Count how many lines contain the word "jaaromzet". Please give only the number.

>> begin MATERIAL

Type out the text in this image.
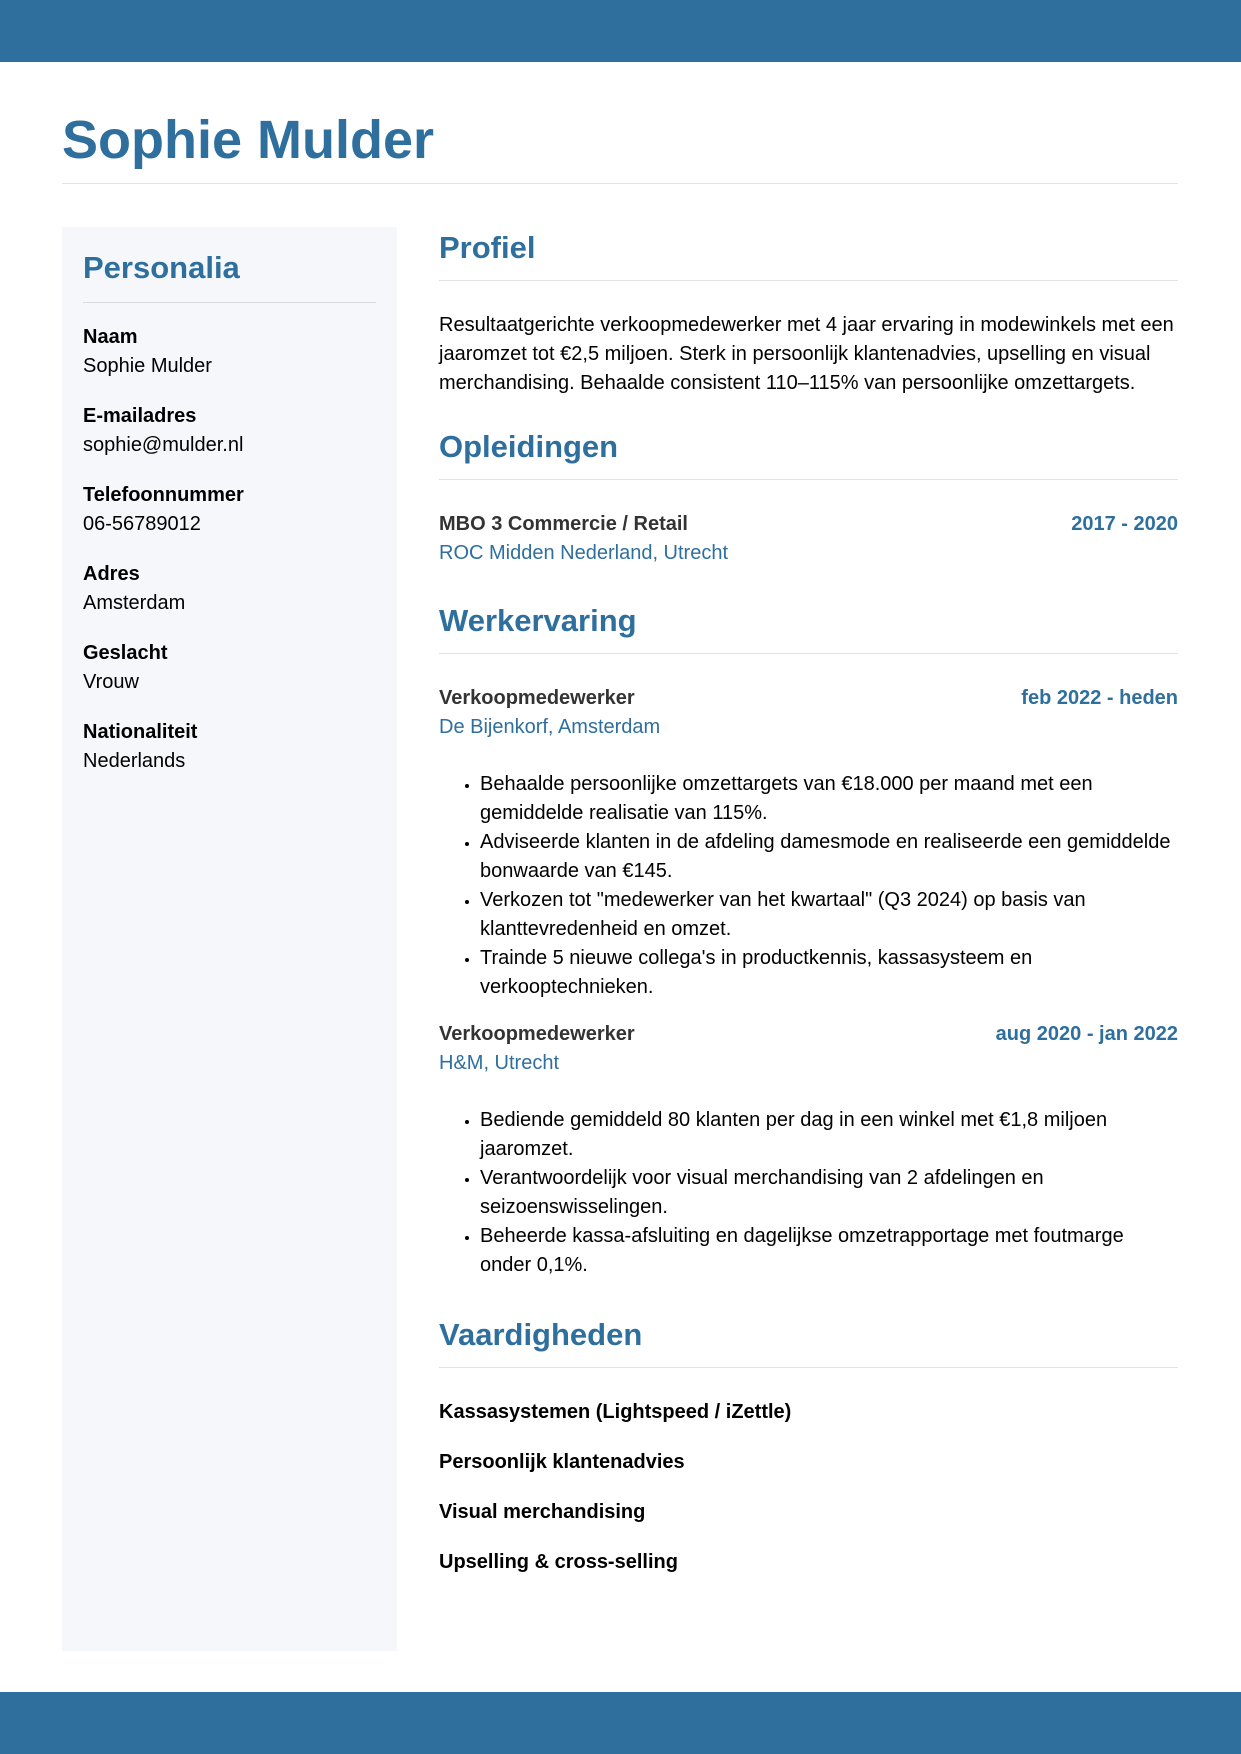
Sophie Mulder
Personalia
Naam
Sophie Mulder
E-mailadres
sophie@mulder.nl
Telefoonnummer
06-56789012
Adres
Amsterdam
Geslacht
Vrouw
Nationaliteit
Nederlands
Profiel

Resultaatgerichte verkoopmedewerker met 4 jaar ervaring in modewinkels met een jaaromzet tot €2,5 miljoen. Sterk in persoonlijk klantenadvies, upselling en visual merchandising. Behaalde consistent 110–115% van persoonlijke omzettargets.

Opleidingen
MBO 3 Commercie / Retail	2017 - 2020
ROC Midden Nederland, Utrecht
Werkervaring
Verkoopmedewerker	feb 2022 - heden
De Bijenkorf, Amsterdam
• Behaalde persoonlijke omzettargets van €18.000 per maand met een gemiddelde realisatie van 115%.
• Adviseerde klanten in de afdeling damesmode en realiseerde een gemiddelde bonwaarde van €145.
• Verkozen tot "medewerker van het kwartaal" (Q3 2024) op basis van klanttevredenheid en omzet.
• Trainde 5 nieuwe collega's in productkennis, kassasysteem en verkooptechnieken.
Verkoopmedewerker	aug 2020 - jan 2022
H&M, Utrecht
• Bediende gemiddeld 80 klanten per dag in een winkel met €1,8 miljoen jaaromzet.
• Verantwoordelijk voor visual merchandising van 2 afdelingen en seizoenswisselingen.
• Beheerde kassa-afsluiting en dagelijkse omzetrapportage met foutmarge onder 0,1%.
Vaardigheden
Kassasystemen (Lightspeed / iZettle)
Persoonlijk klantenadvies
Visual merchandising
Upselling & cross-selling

>> end MATERIAL
>> begin MATERIAL

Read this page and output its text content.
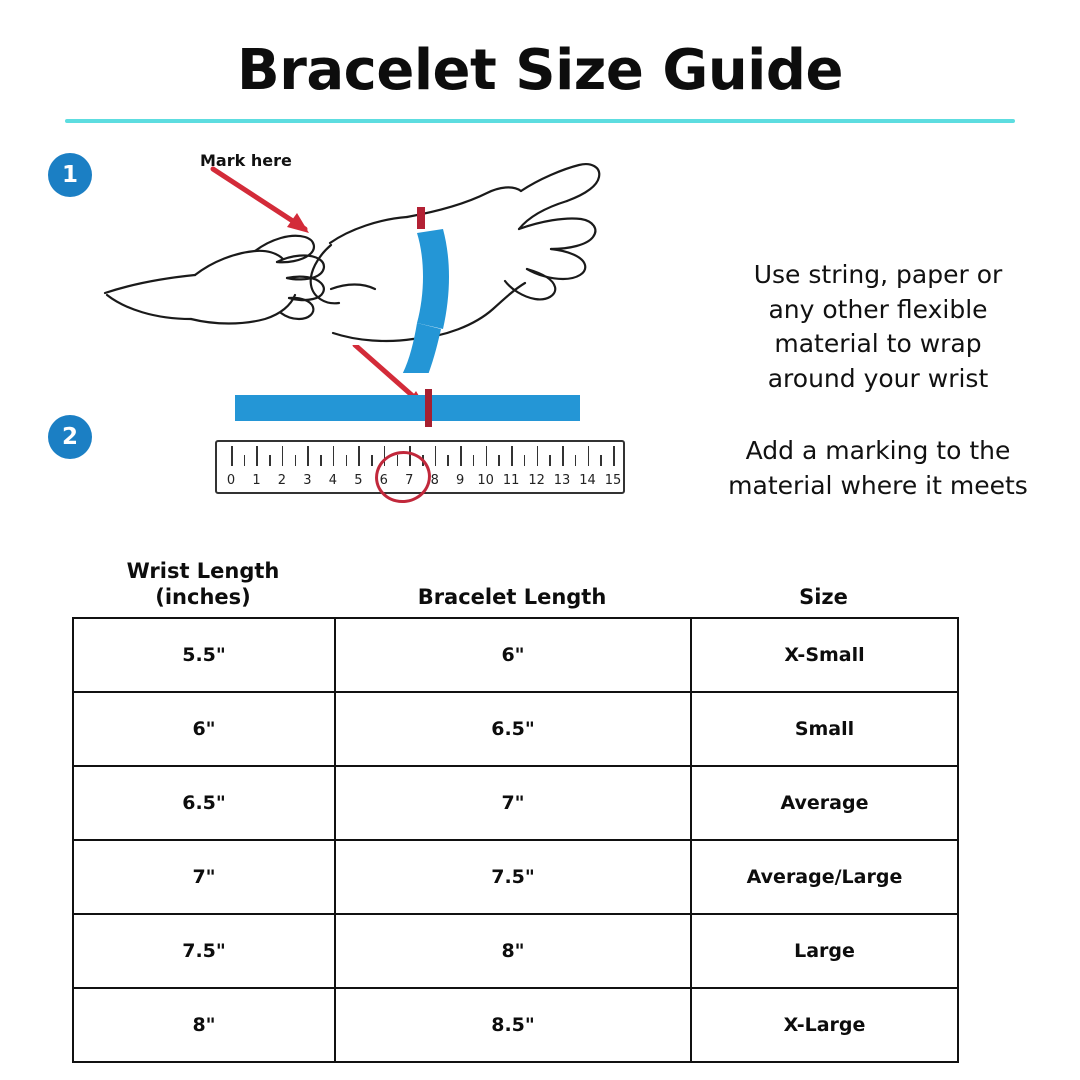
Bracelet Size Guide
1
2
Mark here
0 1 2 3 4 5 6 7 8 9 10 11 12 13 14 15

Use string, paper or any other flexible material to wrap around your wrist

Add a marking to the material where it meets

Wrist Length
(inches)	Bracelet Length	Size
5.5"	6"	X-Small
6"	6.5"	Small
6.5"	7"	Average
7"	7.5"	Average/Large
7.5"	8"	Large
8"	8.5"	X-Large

>> end MATERIAL

* **EXERCISE SOLUTION**
2